● Directions
From the entries below, list each line with "относится".

● Records for the task
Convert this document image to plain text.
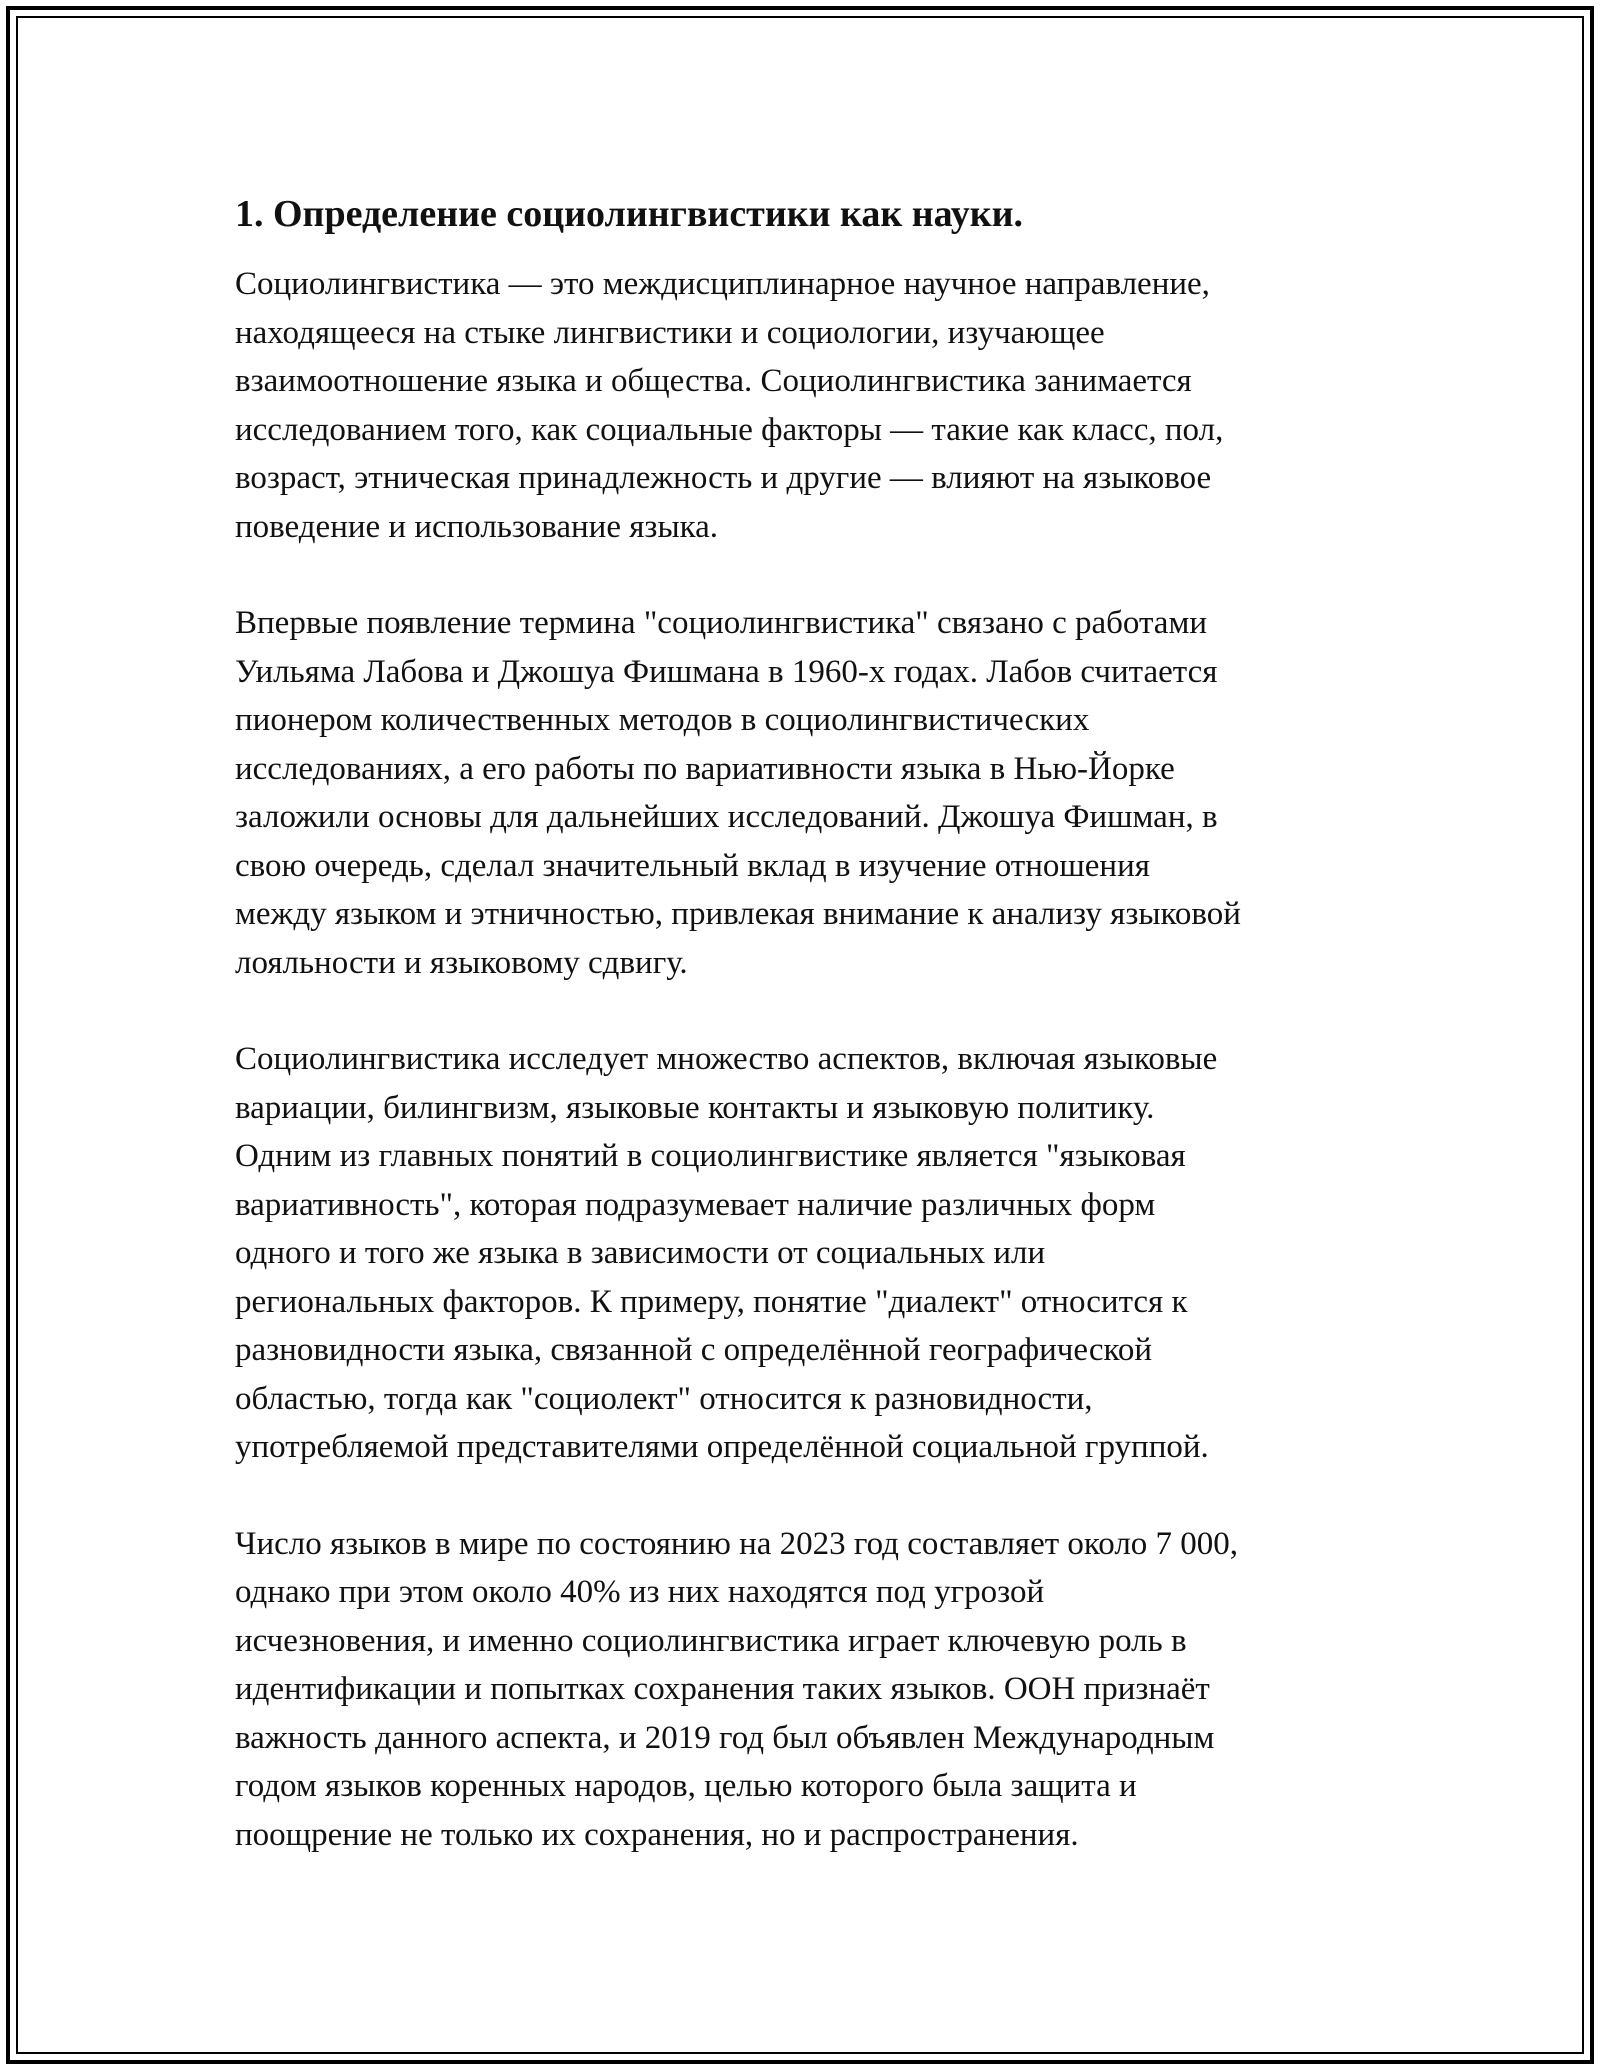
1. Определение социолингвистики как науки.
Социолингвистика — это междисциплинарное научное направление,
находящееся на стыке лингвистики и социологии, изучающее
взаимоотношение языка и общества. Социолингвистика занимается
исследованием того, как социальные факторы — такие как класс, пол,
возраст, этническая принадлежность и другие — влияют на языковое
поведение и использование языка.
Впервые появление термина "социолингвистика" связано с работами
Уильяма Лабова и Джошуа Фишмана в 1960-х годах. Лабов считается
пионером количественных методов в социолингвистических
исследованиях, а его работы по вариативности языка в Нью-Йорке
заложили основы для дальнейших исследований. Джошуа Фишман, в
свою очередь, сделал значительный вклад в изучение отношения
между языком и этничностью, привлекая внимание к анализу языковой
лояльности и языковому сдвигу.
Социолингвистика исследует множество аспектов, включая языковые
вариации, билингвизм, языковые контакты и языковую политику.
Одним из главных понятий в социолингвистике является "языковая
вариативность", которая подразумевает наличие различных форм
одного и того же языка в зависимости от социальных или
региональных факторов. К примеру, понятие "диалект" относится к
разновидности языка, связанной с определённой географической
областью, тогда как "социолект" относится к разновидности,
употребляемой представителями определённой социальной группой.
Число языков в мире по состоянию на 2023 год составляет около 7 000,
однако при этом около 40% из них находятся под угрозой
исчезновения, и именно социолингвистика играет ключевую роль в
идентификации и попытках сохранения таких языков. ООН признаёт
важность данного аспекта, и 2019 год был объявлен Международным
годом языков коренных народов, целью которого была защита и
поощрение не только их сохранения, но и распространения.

...

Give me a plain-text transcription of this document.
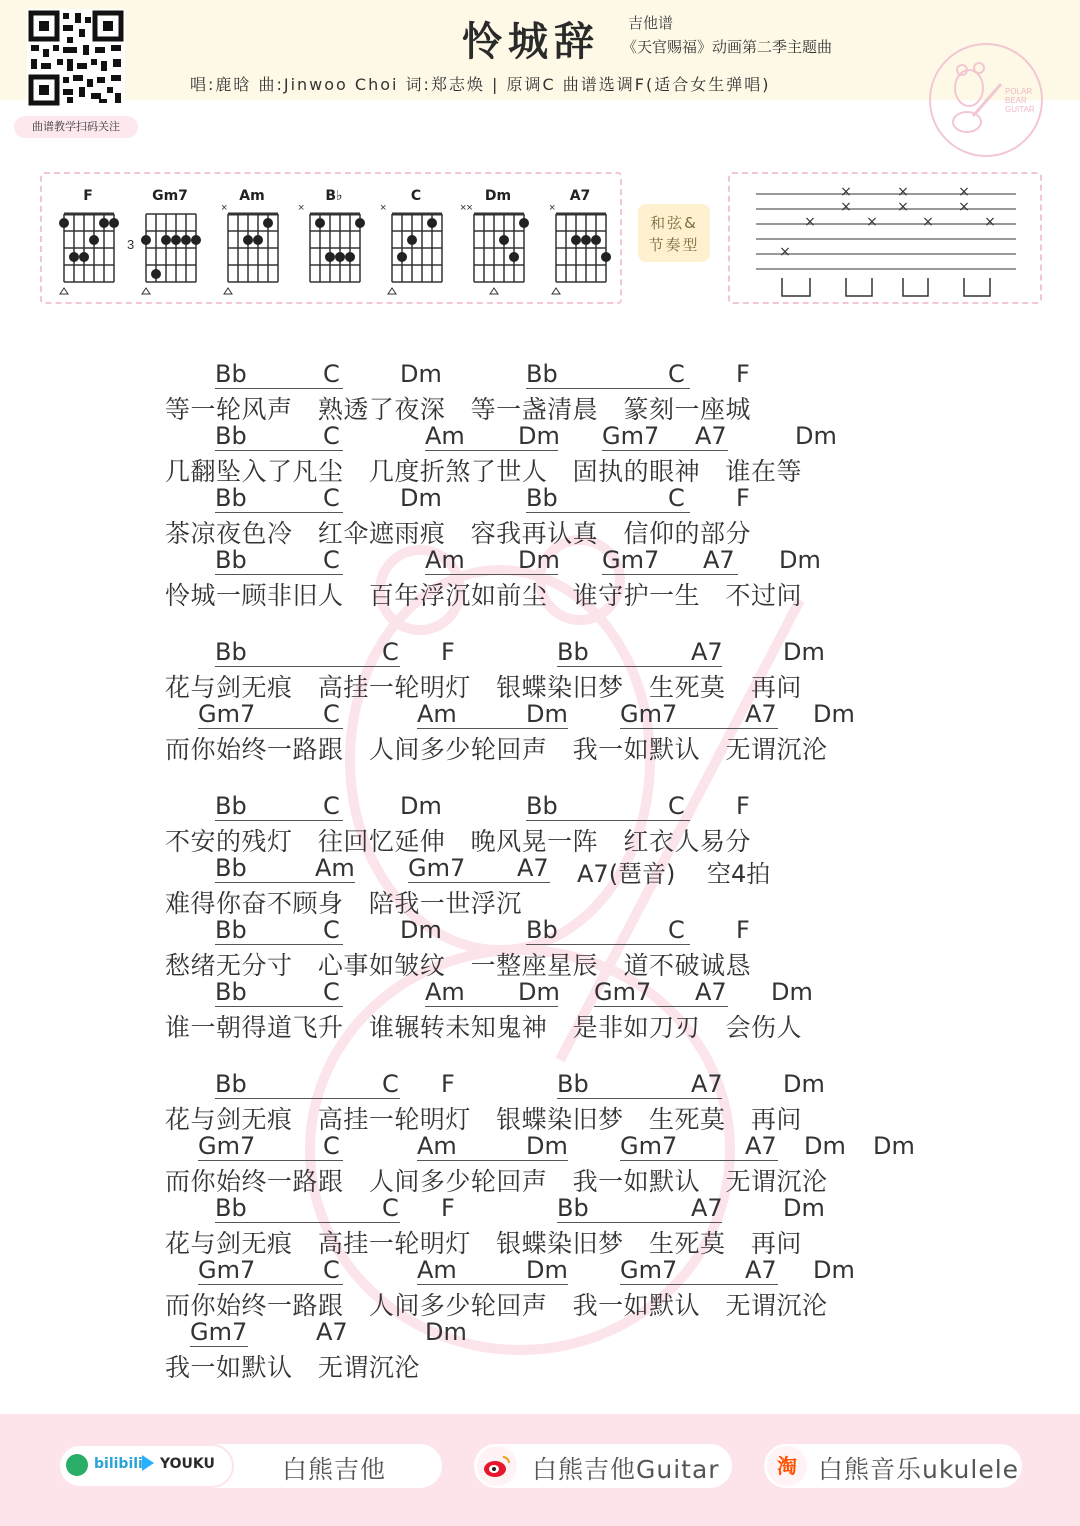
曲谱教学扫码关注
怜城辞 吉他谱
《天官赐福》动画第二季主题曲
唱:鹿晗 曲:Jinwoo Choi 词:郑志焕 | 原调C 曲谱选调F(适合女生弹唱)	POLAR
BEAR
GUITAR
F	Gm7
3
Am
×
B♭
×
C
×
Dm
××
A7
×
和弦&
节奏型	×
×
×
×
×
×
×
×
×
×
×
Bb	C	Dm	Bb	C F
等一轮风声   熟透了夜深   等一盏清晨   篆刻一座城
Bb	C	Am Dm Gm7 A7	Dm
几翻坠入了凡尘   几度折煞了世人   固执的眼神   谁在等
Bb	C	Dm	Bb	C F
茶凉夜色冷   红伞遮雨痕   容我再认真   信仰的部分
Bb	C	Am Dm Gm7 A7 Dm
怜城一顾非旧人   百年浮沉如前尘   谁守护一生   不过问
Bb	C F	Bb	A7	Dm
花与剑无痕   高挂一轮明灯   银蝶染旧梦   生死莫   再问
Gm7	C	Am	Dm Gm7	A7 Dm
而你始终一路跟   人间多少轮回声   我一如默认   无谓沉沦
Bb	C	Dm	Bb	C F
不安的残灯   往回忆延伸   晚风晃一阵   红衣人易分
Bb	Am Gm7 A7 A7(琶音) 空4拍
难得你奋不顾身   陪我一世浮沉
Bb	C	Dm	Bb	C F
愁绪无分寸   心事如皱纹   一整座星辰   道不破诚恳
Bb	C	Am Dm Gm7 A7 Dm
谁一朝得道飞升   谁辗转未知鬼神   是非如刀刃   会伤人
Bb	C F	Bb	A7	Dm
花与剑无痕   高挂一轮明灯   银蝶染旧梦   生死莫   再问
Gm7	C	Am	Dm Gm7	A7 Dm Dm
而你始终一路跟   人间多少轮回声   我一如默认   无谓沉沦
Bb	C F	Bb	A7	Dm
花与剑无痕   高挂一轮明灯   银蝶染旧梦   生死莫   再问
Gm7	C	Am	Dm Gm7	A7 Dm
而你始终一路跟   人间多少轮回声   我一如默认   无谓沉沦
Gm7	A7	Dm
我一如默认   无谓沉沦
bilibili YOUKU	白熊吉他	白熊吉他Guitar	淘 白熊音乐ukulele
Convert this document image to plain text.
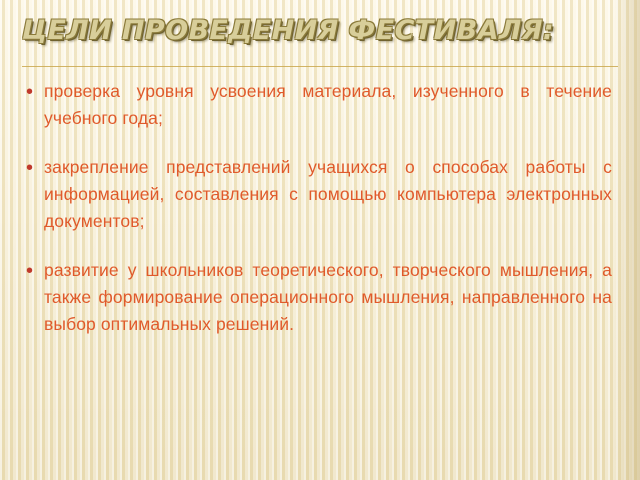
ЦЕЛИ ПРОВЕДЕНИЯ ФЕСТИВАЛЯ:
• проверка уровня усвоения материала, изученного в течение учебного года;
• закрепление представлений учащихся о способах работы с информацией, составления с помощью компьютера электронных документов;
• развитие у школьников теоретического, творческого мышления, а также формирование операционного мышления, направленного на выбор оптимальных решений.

● Worked solution
региональных факторов. К примеру, понятие "диалект" относится к
областью, тогда как "социолект" относится к разновидности,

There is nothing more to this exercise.